- Task to complete -
Gather, from the data below, each line in which the word "content" occurs.

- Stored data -
==*==

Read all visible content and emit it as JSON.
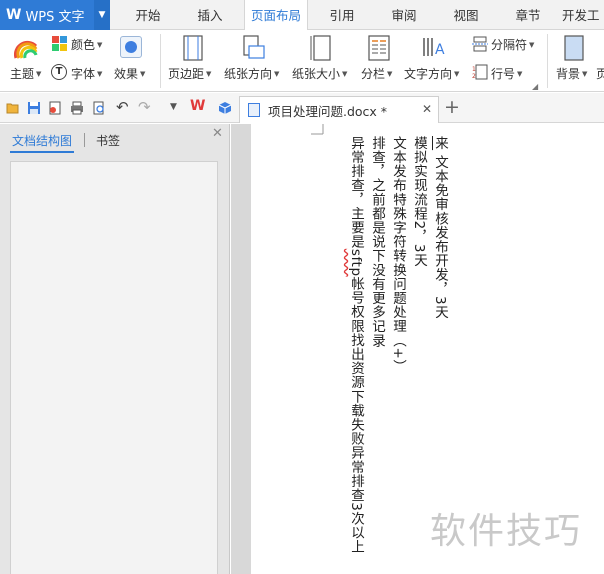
{
  "app": {
    "logo": "W",
    "name": "WPS 文字"
  },
  "tabs": [
    "开始",
    "插入",
    "页面布局",
    "引用",
    "审阅",
    "视图",
    "章节",
    "开发工"
  ],
  "ribbon": {
    "theme": "主题",
    "colors": "颜色",
    "font": "字体",
    "effects": "效果",
    "margins": "页边距",
    "orientation": "纸张方向",
    "size": "纸张大小",
    "columns": "分栏",
    "text_direction": "文字方向",
    "breaks": "分隔符",
    "line_numbers": "行号",
    "background": "背景",
    "more": "页"
  },
  "document": {
    "tab_title": "项目处理问题.docx *"
  },
  "panel": {
    "tab_outline": "文档结构图",
    "tab_bookmarks": "书签"
  },
  "content": {
    "col1_underlined": "来",
    "col1_rest": "  文本免审核发布开发，3天",
    "col2": "模拟实现流程2，3天",
    "col3": "文本发布特殊字符转换问题处理（+）",
    "col4": "排查，之前都是说下没有更多记录",
    "col5_a": "异常排查，主要是",
    "col5_sftp": "sftp",
    "col5_b": "帐号权限找出资源下载失败异常排查3次以上"
  },
  "watermark": "软件技巧",
  "colors": {
    "accent": "#2f7bd6"
  }
}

==*==

- Expected answer -
Read all visible content and emit it as JSON.
  "content": {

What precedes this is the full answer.